Task details
Tell how many lines in the data below hold the string "this"; give nothing but the number.

Some records
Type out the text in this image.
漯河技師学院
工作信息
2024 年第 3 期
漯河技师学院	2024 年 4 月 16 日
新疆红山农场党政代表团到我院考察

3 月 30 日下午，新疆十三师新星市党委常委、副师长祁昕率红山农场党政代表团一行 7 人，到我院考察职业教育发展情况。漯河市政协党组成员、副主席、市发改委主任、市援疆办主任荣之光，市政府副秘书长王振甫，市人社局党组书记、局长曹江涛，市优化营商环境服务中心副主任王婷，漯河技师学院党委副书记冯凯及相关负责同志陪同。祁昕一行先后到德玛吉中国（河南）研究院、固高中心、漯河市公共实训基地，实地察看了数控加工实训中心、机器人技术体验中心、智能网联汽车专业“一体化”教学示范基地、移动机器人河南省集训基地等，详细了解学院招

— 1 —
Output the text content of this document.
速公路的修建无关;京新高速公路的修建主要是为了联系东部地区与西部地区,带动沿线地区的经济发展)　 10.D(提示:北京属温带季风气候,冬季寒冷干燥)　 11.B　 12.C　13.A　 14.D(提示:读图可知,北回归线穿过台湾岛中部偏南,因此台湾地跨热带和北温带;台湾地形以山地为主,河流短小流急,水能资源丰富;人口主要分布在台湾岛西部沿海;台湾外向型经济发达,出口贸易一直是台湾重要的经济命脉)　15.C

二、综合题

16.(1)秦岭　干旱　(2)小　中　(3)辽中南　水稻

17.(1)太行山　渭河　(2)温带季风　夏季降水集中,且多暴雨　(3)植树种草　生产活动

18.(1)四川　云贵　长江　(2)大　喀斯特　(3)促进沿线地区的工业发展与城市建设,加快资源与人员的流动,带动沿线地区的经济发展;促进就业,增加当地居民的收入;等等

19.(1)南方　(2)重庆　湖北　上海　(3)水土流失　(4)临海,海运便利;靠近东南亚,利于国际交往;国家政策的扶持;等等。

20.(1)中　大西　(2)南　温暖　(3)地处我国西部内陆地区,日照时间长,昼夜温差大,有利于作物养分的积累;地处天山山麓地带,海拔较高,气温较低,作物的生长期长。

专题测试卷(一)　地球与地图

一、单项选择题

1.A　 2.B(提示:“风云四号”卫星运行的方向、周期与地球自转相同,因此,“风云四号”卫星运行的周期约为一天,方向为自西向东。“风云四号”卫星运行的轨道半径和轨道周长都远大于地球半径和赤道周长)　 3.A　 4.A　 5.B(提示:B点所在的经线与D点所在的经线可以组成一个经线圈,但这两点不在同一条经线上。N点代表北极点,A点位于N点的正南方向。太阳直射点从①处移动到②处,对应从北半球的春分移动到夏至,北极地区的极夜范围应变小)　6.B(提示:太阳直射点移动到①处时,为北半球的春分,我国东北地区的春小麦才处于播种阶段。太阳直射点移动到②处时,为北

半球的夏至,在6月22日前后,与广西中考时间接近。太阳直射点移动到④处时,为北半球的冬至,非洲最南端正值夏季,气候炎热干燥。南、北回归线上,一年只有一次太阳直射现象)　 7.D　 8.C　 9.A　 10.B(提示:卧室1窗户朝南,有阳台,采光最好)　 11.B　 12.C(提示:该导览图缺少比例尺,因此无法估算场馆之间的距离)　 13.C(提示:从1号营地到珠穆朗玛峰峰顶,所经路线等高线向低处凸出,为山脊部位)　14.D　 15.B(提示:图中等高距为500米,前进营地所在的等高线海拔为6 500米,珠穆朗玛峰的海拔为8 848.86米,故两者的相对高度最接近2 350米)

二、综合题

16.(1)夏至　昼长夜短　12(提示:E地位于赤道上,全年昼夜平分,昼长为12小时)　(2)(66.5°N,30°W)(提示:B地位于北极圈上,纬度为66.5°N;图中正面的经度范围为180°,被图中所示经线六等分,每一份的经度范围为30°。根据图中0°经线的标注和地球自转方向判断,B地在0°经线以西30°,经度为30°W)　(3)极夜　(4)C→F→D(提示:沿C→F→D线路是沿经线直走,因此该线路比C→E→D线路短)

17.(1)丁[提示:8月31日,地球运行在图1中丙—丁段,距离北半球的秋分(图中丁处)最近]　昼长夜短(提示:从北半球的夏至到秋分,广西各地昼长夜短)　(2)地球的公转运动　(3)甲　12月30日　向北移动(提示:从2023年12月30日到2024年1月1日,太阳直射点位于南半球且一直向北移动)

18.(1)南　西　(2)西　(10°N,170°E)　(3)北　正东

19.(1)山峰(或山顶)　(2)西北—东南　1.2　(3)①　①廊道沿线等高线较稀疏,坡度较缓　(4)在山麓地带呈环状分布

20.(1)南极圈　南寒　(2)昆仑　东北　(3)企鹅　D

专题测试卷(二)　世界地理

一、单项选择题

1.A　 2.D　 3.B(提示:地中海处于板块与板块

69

Answer for the task
2